— Begin THE RECORDS —

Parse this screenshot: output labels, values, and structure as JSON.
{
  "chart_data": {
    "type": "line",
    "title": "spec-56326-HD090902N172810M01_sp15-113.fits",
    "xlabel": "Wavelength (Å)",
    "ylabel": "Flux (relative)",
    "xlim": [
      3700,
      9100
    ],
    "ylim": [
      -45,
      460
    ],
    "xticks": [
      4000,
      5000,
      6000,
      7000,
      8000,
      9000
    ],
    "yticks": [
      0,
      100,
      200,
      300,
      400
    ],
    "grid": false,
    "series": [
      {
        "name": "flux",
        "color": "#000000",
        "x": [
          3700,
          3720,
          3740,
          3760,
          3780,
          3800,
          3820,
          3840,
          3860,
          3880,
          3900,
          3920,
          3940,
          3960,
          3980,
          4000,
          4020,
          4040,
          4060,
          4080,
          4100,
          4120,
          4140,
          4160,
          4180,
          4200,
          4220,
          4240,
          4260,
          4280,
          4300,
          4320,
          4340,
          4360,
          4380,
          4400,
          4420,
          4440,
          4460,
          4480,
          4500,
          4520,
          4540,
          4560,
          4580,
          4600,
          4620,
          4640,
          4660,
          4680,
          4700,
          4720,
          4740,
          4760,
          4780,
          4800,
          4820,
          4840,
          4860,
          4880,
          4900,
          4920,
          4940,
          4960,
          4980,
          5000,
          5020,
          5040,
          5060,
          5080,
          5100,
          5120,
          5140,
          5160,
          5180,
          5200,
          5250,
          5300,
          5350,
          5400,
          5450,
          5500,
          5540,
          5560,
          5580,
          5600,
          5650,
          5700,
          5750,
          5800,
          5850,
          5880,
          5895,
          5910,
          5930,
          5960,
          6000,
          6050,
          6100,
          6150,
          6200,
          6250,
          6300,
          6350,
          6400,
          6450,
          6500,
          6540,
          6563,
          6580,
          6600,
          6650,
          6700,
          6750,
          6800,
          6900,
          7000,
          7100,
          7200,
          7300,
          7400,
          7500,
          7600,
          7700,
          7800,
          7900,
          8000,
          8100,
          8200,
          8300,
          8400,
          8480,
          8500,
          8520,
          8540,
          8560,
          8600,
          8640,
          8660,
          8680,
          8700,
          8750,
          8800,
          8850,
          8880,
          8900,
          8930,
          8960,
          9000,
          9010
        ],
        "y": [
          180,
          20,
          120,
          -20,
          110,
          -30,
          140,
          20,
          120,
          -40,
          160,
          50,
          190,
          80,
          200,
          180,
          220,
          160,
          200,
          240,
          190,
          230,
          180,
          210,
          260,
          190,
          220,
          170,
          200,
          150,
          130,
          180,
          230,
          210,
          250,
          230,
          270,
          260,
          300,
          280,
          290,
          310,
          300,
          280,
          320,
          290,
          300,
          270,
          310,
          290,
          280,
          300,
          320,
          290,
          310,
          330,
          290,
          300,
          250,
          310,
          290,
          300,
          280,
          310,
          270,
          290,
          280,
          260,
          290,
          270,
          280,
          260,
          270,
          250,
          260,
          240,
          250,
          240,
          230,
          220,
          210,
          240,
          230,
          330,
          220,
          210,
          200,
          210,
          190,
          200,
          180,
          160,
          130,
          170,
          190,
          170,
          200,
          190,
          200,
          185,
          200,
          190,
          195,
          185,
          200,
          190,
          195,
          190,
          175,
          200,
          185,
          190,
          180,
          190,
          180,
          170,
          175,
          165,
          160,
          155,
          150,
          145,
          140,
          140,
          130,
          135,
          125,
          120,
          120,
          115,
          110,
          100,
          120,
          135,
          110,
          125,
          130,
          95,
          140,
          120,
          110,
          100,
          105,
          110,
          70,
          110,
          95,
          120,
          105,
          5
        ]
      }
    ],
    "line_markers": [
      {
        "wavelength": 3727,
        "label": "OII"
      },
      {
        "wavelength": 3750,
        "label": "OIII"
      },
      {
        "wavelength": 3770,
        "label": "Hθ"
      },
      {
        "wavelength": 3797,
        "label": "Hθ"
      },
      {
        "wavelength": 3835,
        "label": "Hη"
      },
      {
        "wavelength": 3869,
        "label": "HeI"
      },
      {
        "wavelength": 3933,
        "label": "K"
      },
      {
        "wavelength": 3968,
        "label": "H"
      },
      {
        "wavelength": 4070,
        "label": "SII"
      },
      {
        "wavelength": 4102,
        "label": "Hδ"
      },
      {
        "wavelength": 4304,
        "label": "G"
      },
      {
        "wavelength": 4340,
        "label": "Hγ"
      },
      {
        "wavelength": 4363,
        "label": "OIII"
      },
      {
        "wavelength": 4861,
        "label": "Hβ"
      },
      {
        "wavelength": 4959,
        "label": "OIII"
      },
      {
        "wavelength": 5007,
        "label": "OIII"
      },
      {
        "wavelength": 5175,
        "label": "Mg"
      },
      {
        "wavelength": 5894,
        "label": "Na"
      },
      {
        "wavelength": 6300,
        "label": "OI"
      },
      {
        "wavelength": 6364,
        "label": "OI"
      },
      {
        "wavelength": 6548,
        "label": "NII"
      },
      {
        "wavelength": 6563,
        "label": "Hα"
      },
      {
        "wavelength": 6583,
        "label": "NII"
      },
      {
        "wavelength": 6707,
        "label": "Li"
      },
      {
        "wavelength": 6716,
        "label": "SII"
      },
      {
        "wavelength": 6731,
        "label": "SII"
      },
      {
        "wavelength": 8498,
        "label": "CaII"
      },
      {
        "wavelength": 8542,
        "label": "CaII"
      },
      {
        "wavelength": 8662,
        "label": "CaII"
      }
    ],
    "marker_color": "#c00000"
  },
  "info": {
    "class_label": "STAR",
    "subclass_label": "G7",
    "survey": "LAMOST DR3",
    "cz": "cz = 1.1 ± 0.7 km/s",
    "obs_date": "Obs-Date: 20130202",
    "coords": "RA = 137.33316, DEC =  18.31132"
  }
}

— End THE RECORDS —
— Begin THE RECORDS —

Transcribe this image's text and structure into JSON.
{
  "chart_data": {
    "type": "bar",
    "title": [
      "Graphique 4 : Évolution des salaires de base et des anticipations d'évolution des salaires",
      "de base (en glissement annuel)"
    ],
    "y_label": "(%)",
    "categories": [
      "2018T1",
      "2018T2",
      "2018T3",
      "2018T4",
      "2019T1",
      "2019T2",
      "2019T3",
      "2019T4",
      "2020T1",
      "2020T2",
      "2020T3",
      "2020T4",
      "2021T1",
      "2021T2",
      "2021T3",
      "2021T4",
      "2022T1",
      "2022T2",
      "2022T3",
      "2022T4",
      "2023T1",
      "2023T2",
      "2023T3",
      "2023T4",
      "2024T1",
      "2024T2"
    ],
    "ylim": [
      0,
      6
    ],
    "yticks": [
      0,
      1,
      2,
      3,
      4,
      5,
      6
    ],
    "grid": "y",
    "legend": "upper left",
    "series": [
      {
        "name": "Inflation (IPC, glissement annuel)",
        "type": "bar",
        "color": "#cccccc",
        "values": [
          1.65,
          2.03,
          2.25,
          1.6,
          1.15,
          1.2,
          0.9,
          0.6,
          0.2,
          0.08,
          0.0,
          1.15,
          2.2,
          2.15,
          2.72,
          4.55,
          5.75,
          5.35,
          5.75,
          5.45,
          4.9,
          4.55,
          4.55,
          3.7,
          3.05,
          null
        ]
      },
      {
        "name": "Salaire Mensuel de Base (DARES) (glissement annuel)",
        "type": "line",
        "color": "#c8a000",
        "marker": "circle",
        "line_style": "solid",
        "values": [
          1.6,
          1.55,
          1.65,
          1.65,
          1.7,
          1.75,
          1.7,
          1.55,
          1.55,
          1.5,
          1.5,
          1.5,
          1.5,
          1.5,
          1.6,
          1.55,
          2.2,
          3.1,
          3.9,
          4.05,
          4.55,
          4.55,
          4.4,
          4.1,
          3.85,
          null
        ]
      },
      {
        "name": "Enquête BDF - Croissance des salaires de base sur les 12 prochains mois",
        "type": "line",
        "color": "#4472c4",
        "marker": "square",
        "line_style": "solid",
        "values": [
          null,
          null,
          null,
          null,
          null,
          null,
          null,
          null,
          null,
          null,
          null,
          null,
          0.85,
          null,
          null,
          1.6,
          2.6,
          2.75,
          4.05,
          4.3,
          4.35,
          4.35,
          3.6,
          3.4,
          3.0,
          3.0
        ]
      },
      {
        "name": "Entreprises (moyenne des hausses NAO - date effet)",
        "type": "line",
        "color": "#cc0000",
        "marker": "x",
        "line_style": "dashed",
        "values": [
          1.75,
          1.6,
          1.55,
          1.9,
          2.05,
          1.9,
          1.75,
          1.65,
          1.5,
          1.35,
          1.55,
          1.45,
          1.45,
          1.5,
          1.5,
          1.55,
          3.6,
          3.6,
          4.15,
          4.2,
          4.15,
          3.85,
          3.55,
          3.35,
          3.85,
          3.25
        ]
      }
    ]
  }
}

— End THE RECORDS —

- **WHAT YOU ARE ASKED TO DO**
Display every line of the listing that contains the string "structure".

- **EXPECTED ANSWER**
Parse this screenshot: output labels, values, and structure as JSON.
Transcribe this image's text and structure into JSON.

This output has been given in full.